- [What is expected]:
In the listing below, locate the lines bearing the word "marker". Copy every one of them.

- [Source records]:

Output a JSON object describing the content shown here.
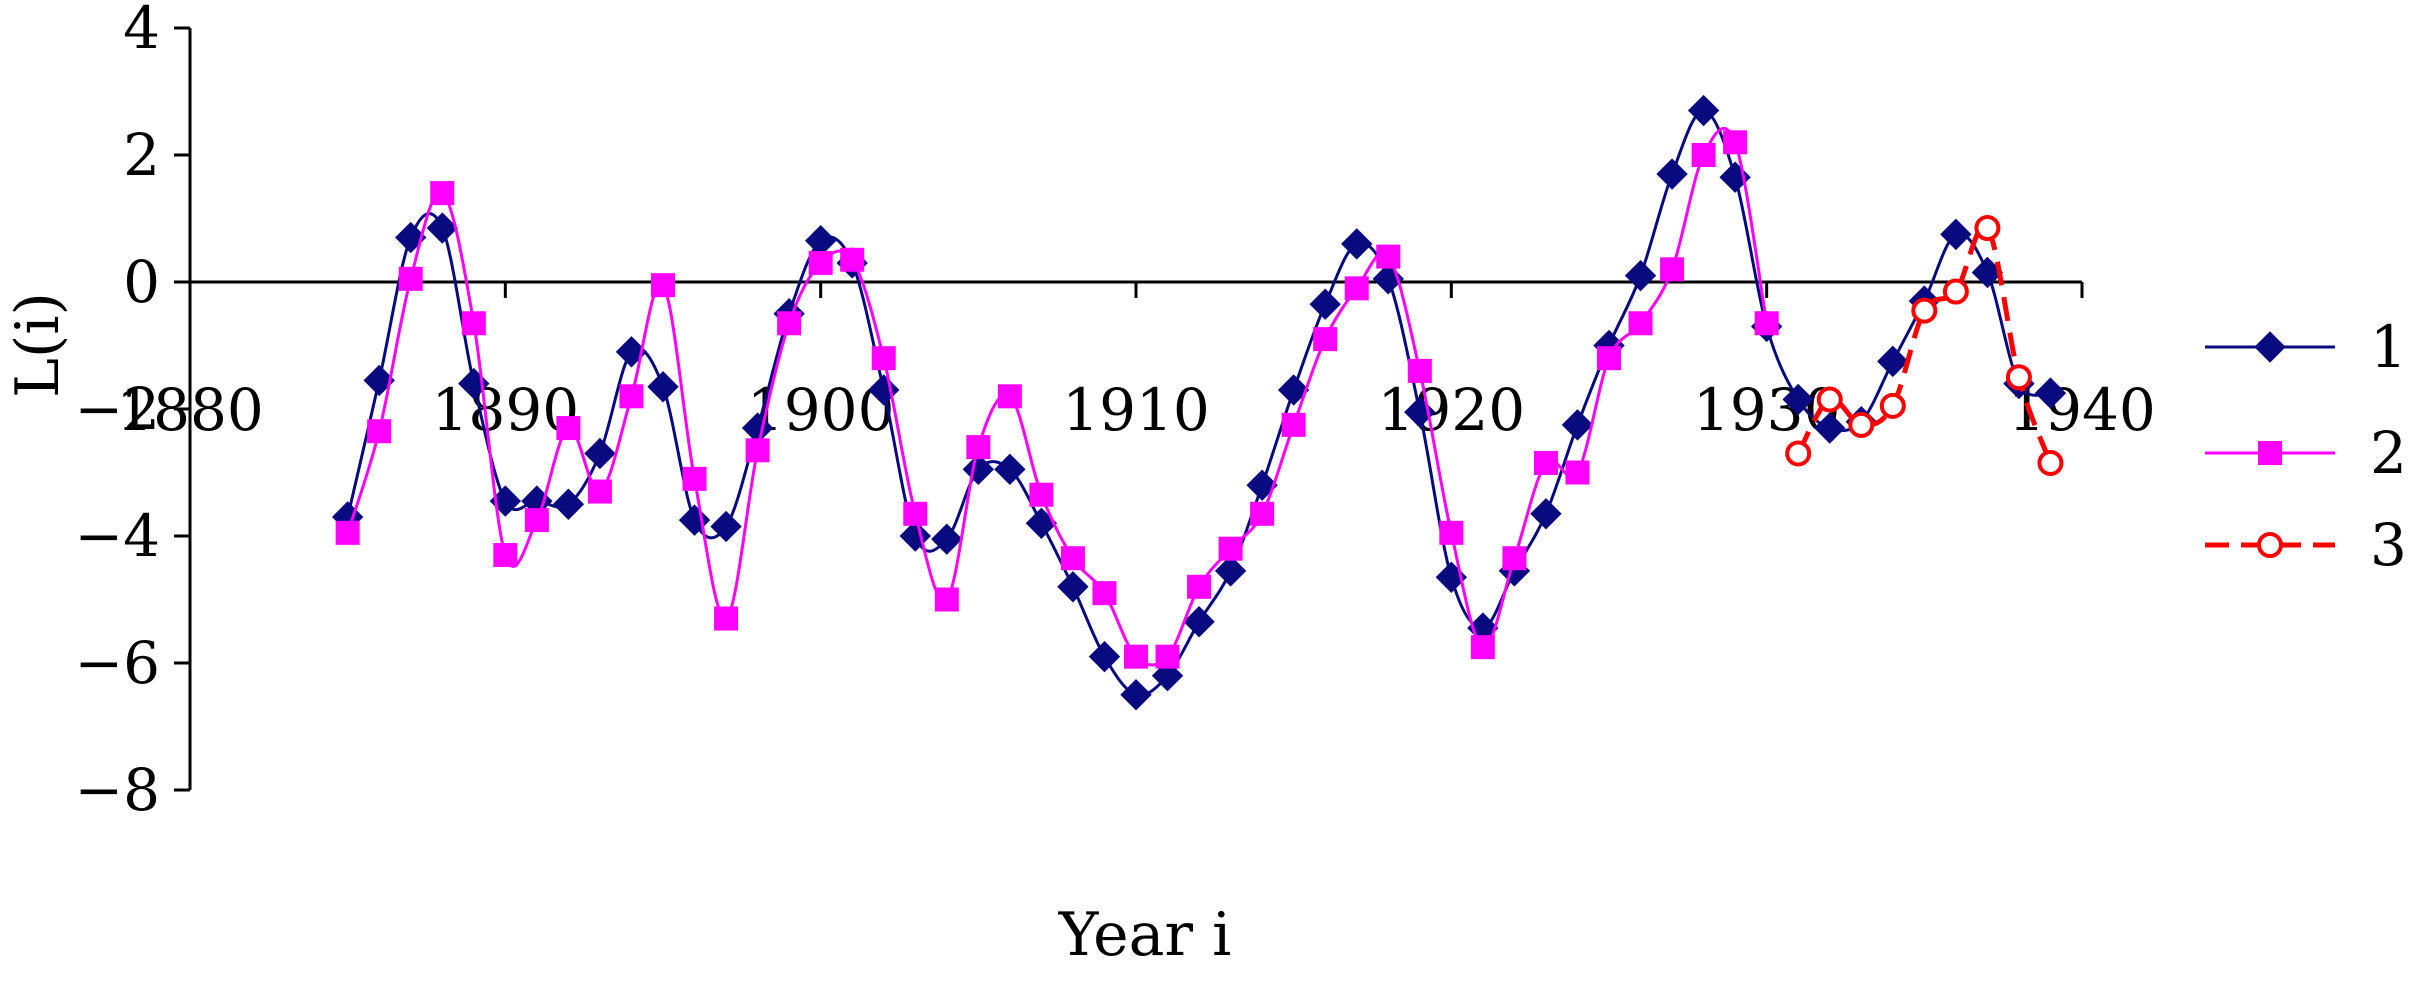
{
  "chart_data": {
    "type": "line",
    "xlabel": "Year i",
    "ylabel": "L(i)",
    "xlim": [
      1880,
      1940
    ],
    "ylim": [
      -8,
      4
    ],
    "xticks": [
      1880,
      1890,
      1900,
      1910,
      1920,
      1930,
      1940
    ],
    "xtick_labels": [
      "1880",
      "1890",
      "1900",
      "1910",
      "1920",
      "1930",
      "1940"
    ],
    "yticks": [
      -8,
      -6,
      -4,
      -2,
      0,
      2,
      4
    ],
    "ytick_labels": [
      "−8",
      "−6",
      "−4",
      "−2",
      "0",
      "2",
      "4"
    ],
    "grid": false,
    "legend_position": "right",
    "series": [
      {
        "name": "1",
        "color": "#0a0a80",
        "marker": "diamond",
        "line_style": "solid",
        "x": [
          1885,
          1886,
          1887,
          1888,
          1889,
          1890,
          1891,
          1892,
          1893,
          1894,
          1895,
          1896,
          1897,
          1898,
          1899,
          1900,
          1901,
          1902,
          1903,
          1904,
          1905,
          1906,
          1907,
          1908,
          1909,
          1910,
          1911,
          1912,
          1913,
          1914,
          1915,
          1916,
          1917,
          1918,
          1919,
          1920,
          1921,
          1922,
          1923,
          1924,
          1925,
          1926,
          1927,
          1928,
          1929,
          1930,
          1931,
          1932,
          1933,
          1934,
          1935,
          1936,
          1937,
          1938,
          1939
        ],
        "y": [
          -3.7,
          -1.55,
          0.7,
          0.85,
          -1.6,
          -3.45,
          -3.45,
          -3.5,
          -2.7,
          -1.1,
          -1.65,
          -3.75,
          -3.85,
          -2.3,
          -0.5,
          0.65,
          0.3,
          -1.7,
          -4.0,
          -4.05,
          -2.95,
          -2.95,
          -3.8,
          -4.8,
          -5.9,
          -6.5,
          -6.2,
          -5.35,
          -4.55,
          -3.2,
          -1.7,
          -0.35,
          0.6,
          0.05,
          -2.05,
          -4.65,
          -5.45,
          -4.55,
          -3.65,
          -2.25,
          -1.0,
          0.1,
          1.7,
          2.7,
          1.65,
          -0.7,
          -1.85,
          -2.3,
          -2.2,
          -1.25,
          -0.3,
          0.75,
          0.15,
          -1.6,
          -1.75
        ]
      },
      {
        "name": "2",
        "color": "#ff00ff",
        "marker": "square",
        "line_style": "solid",
        "x": [
          1885,
          1886,
          1887,
          1888,
          1889,
          1890,
          1891,
          1892,
          1893,
          1894,
          1895,
          1896,
          1897,
          1898,
          1899,
          1900,
          1901,
          1902,
          1903,
          1904,
          1905,
          1906,
          1907,
          1908,
          1909,
          1910,
          1911,
          1912,
          1913,
          1914,
          1915,
          1916,
          1917,
          1918,
          1919,
          1920,
          1921,
          1922,
          1923,
          1924,
          1925,
          1926,
          1927,
          1928,
          1929,
          1930
        ],
        "y": [
          -3.95,
          -2.35,
          0.05,
          1.4,
          -0.65,
          -4.3,
          -3.75,
          -2.3,
          -3.3,
          -1.8,
          -0.05,
          -3.1,
          -5.3,
          -2.65,
          -0.65,
          0.3,
          0.35,
          -1.2,
          -3.65,
          -5.0,
          -2.6,
          -1.8,
          -3.35,
          -4.35,
          -4.9,
          -5.9,
          -5.9,
          -4.8,
          -4.2,
          -3.65,
          -2.25,
          -0.9,
          -0.1,
          0.4,
          -1.4,
          -3.95,
          -5.75,
          -4.35,
          -2.85,
          -3.0,
          -1.2,
          -0.65,
          0.2,
          2.0,
          2.2,
          -0.65
        ]
      },
      {
        "name": "3",
        "color": "#ff0000",
        "marker": "open-circle",
        "line_style": "dashed",
        "x": [
          1931,
          1932,
          1933,
          1934,
          1935,
          1936,
          1937,
          1938,
          1939
        ],
        "y": [
          -2.7,
          -1.85,
          -2.25,
          -1.95,
          -0.45,
          -0.15,
          0.85,
          -1.5,
          -2.85
        ]
      }
    ]
  }
}
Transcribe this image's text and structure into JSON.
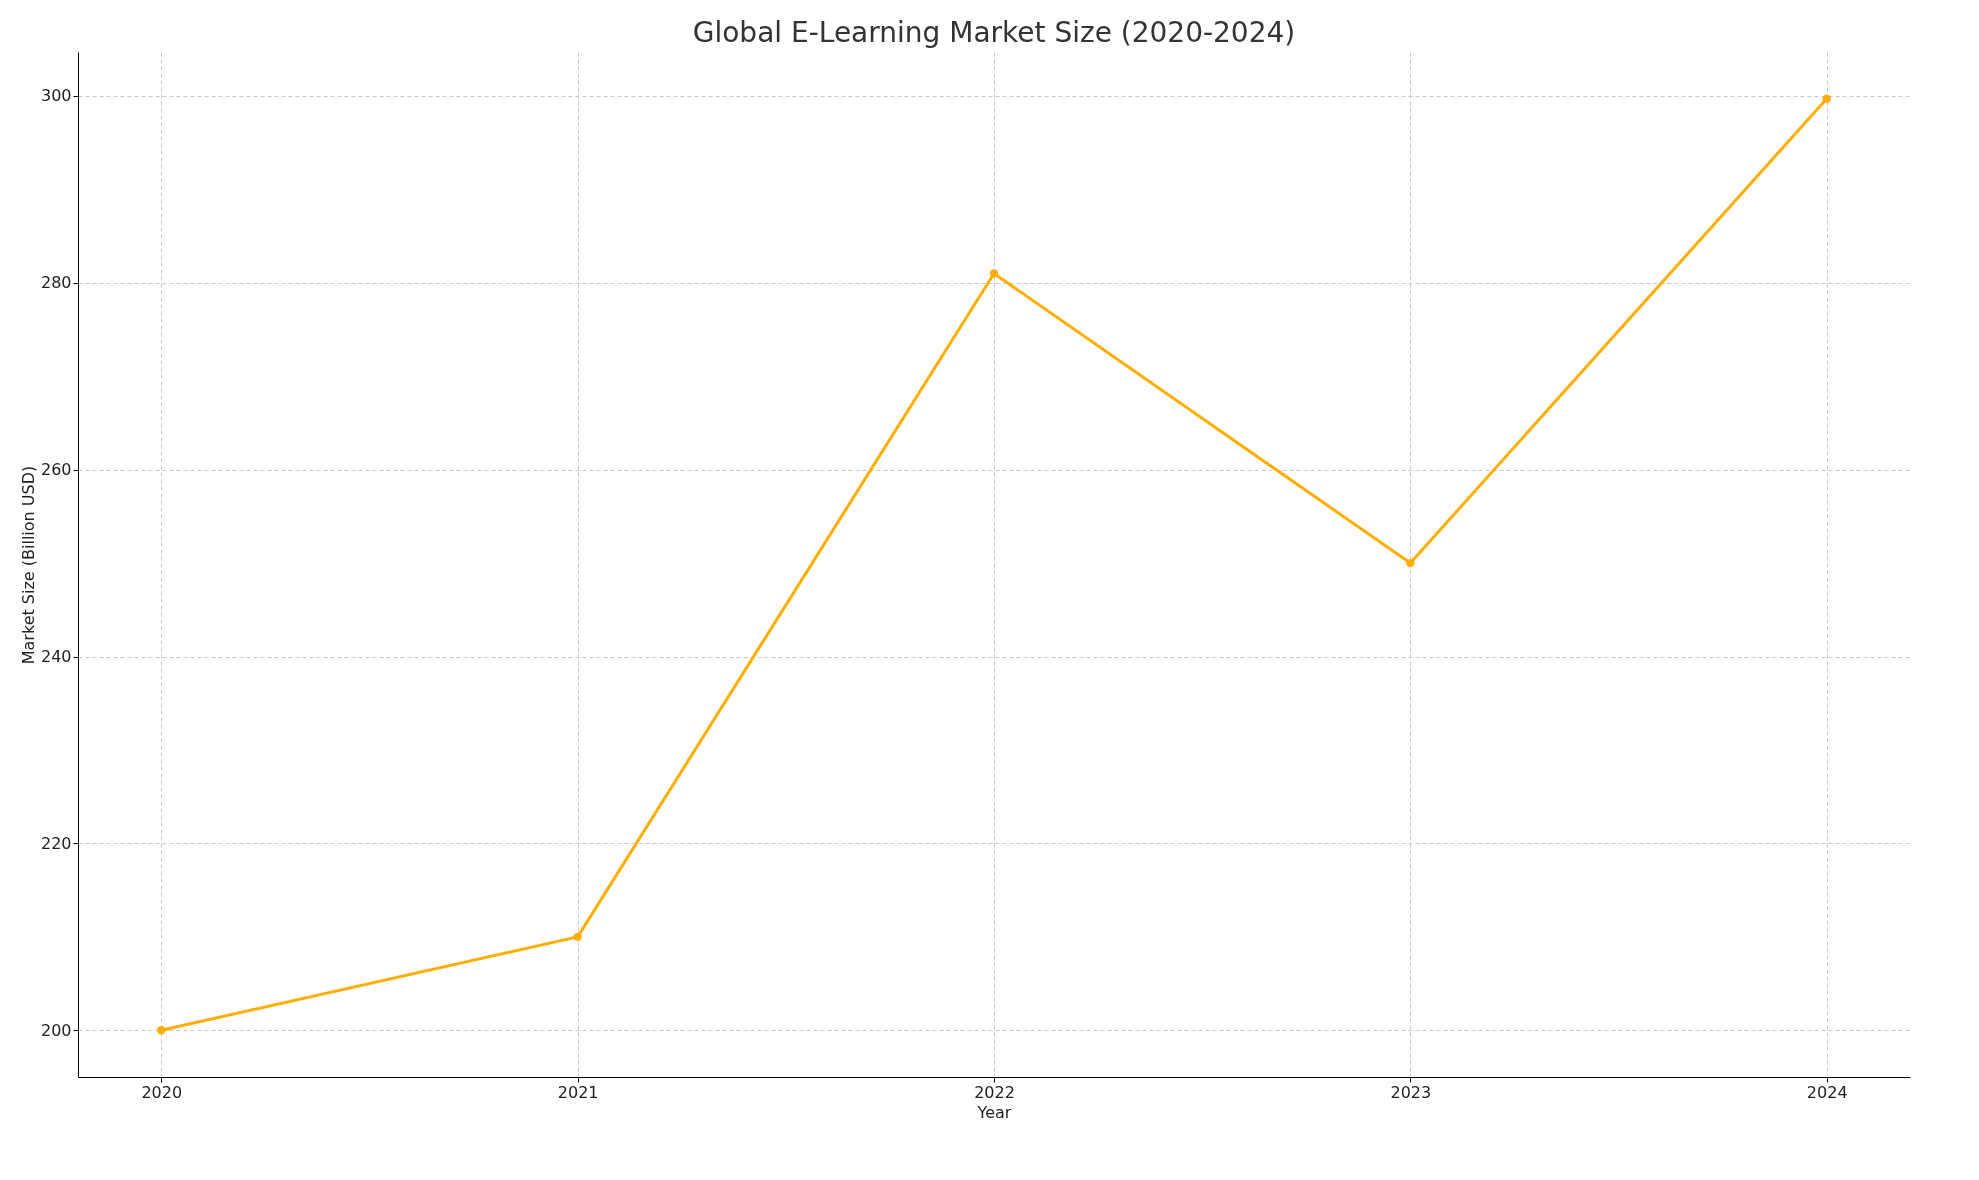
{
  "chart_data": {
    "type": "line",
    "title": "Global E-Learning Market Size (2020-2024)",
    "xlabel": "Year",
    "ylabel": "Market Size (Billion USD)",
    "x": [
      2020,
      2021,
      2022,
      2023,
      2024
    ],
    "series": [
      {
        "color": "#ffae00",
        "values": [
          200,
          210,
          281,
          250,
          299.7
        ]
      }
    ],
    "xlim": [
      2019.8,
      2024.2
    ],
    "xticks": [
      2020,
      2021,
      2022,
      2023,
      2024
    ],
    "ylim": [
      195,
      304.7
    ],
    "yticks": [
      200,
      220,
      240,
      260,
      280,
      300
    ],
    "grid": true,
    "marker": "circle",
    "line_style": "solid"
  }
}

- [Task result]:
        "marker": "diamond",
        "marker": "square",
        "marker": "open-circle",
    "marker": "circle",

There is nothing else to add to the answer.